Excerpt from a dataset
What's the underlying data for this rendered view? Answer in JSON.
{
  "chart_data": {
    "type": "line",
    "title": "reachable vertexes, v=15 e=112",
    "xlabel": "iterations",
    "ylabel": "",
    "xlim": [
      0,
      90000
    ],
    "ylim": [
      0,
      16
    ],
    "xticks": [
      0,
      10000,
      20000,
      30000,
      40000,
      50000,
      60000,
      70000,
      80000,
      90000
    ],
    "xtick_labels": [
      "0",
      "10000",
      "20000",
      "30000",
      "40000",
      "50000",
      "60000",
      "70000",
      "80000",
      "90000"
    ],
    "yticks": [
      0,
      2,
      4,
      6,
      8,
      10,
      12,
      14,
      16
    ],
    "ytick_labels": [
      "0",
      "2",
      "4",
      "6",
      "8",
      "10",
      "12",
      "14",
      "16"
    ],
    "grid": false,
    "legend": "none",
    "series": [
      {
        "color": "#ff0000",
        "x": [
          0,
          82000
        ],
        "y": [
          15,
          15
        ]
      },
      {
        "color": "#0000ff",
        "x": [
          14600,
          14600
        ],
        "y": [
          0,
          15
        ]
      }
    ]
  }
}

§ **The exercise**:
Send back every record, precisely as written.

§ **Answer to the task**:
What's the underlying data for this rendered view? Answer in JSON.
{
  "chart_data": {
    "type": "line",
    "title": "reachable vertexes, v=15 e=112",
    "xlabel": "iterations",
    "ylabel": "",
    "xlim": [
      0,
      90000
    ],
    "ylim": [
      0,
      16
    ],
    "xticks": [
      0,
      10000,
      20000,
      30000,
      40000,
      50000,
      60000,
      70000,
      80000,
      90000
    ],
    "xtick_labels": [
      "0",
      "10000",
      "20000",
      "30000",
      "40000",
      "50000",
      "60000",
      "70000",
      "80000",
      "90000"
    ],
    "yticks": [
      0,
      2,
      4,
      6,
      8,
      10,
      12,
      14,
      16
    ],
    "ytick_labels": [
      "0",
      "2",
      "4",
      "6",
      "8",
      "10",
      "12",
      "14",
      "16"
    ],
    "grid": false,
    "legend": "none",
    "series": [
      {
        "color": "#ff0000",
        "x": [
          0,
          82000
        ],
        "y": [
          15,
          15
        ]
      },
      {
        "color": "#0000ff",
        "x": [
          14600,
          14600
        ],
        "y": [
          0,
          15
        ]
      }
    ]
  }
}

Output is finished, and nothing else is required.